**Data shown**.

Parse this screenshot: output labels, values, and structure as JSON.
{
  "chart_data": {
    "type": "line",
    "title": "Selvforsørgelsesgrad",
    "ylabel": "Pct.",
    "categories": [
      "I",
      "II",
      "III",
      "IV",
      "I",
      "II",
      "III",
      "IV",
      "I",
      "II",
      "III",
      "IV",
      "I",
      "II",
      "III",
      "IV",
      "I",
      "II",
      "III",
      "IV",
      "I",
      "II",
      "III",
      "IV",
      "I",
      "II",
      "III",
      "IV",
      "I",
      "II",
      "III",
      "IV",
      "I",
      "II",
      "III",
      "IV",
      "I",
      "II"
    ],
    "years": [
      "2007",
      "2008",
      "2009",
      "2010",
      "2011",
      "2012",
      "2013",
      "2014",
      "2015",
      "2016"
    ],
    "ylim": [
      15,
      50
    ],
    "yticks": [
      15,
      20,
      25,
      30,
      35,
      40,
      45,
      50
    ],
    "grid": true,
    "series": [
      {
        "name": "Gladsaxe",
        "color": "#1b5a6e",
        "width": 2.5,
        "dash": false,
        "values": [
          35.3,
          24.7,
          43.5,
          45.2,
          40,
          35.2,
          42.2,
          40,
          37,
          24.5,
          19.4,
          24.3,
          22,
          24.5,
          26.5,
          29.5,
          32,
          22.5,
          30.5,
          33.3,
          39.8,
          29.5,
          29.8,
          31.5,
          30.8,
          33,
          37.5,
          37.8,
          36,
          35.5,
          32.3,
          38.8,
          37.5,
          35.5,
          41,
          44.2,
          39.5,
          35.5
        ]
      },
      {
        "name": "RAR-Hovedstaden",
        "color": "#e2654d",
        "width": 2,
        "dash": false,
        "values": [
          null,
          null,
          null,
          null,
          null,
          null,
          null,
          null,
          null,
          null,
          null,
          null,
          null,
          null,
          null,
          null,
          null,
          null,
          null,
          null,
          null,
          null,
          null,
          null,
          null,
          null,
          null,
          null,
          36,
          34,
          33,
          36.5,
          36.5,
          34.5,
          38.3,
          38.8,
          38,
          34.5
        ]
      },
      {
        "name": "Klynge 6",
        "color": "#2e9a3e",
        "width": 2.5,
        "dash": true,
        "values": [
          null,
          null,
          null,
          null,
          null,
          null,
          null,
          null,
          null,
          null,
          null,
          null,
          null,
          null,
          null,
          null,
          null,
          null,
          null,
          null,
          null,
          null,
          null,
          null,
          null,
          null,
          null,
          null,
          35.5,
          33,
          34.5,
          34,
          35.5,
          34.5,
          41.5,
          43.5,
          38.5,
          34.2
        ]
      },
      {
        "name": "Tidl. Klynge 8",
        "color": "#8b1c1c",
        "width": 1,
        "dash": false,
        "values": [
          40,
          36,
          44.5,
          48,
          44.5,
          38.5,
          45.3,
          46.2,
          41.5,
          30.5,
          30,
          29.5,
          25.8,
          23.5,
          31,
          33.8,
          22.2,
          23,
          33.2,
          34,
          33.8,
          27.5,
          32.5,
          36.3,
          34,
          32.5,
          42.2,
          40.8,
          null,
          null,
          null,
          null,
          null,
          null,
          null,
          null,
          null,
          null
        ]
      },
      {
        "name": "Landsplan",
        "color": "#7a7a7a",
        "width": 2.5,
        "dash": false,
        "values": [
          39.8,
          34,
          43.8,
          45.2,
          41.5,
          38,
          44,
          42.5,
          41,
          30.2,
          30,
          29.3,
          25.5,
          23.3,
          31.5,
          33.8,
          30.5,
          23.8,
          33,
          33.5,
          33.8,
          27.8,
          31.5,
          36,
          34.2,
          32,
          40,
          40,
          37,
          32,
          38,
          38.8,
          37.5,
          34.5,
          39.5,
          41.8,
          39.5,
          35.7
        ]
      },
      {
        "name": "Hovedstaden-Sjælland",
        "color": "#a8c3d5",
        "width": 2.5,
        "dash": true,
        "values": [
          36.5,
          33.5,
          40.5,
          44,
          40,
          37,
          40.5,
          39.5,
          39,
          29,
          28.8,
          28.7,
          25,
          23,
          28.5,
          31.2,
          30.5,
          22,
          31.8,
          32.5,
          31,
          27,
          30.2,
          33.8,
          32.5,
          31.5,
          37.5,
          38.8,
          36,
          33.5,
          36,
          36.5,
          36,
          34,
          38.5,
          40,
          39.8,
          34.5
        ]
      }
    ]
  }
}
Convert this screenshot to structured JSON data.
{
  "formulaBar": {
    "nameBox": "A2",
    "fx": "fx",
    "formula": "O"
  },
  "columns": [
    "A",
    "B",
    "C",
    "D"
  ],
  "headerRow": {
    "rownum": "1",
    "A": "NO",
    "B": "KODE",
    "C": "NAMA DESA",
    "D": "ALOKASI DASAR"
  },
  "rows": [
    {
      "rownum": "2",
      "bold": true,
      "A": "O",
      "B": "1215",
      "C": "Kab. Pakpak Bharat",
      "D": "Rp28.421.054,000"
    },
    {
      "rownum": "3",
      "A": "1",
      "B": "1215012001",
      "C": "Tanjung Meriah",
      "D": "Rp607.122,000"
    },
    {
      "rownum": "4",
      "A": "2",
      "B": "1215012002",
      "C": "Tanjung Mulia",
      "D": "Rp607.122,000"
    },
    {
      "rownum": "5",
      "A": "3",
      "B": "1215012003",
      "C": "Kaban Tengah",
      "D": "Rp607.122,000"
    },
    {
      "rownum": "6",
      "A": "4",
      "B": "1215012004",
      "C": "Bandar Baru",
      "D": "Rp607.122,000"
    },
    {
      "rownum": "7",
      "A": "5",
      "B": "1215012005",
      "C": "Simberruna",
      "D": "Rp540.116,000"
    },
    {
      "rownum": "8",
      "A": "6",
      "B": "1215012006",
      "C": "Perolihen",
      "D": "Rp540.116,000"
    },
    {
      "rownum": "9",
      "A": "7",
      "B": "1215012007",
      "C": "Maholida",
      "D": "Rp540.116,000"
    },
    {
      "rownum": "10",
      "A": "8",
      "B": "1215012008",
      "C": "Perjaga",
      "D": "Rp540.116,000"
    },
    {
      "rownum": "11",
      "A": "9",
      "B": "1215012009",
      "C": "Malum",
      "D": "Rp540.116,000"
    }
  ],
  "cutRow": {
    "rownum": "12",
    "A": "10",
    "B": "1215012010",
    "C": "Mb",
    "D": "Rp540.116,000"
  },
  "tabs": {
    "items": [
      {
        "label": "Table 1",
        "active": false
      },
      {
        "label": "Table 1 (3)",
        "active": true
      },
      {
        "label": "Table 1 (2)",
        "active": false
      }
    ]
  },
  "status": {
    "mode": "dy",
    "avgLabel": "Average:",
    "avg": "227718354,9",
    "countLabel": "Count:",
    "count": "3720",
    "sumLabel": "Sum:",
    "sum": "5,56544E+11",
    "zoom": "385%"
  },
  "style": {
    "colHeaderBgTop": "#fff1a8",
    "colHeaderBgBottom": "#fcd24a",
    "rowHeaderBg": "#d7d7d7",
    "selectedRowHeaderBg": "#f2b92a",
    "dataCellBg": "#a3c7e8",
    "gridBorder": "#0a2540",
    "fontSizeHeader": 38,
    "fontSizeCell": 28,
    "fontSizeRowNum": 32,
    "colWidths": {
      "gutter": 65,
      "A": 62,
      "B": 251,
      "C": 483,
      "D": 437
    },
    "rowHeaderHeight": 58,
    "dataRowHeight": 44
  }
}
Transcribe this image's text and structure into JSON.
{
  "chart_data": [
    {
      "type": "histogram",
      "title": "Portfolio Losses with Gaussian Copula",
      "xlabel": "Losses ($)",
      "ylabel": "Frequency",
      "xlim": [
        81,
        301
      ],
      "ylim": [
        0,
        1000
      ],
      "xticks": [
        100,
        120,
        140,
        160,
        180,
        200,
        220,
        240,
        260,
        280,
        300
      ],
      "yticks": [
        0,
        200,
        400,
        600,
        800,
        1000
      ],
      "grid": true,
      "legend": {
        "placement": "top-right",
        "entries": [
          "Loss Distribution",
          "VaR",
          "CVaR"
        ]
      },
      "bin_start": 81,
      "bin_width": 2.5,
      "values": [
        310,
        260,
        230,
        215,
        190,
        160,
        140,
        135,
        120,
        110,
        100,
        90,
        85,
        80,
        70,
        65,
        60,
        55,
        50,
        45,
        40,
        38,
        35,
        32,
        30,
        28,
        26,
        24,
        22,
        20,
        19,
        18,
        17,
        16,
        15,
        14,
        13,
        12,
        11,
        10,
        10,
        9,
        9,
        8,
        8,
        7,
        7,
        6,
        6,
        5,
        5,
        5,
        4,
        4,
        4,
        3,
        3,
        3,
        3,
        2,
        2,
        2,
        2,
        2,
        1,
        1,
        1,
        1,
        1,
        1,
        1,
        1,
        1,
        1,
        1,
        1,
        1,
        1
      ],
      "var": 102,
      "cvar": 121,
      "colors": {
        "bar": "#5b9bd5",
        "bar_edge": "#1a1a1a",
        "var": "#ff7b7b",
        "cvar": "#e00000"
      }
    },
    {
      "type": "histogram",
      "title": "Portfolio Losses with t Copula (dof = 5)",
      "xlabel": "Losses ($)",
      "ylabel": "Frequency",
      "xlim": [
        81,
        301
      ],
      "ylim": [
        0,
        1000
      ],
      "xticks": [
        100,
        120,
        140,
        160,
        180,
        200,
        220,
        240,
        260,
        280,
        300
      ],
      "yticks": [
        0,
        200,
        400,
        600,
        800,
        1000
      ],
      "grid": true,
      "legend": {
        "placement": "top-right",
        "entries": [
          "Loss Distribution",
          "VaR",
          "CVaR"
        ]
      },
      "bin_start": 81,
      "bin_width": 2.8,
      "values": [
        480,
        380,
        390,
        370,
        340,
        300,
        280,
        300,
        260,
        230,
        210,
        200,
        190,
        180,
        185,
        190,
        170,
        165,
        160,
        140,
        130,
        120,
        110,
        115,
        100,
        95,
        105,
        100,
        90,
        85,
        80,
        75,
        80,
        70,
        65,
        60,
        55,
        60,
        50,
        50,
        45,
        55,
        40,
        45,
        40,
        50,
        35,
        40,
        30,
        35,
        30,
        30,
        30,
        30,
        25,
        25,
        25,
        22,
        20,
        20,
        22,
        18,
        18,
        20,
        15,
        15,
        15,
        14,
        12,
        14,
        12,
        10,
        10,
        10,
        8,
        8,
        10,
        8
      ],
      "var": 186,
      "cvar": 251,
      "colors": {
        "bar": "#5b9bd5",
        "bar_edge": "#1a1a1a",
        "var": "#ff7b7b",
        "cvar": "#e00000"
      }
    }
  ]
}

**Set exercise**. Find "with". Copy every line it occurs in.

**Answer for this exercise**.
      "title": "Portfolio Losses with Gaussian Copula",
      "title": "Portfolio Losses with t Copula (dof = 5)",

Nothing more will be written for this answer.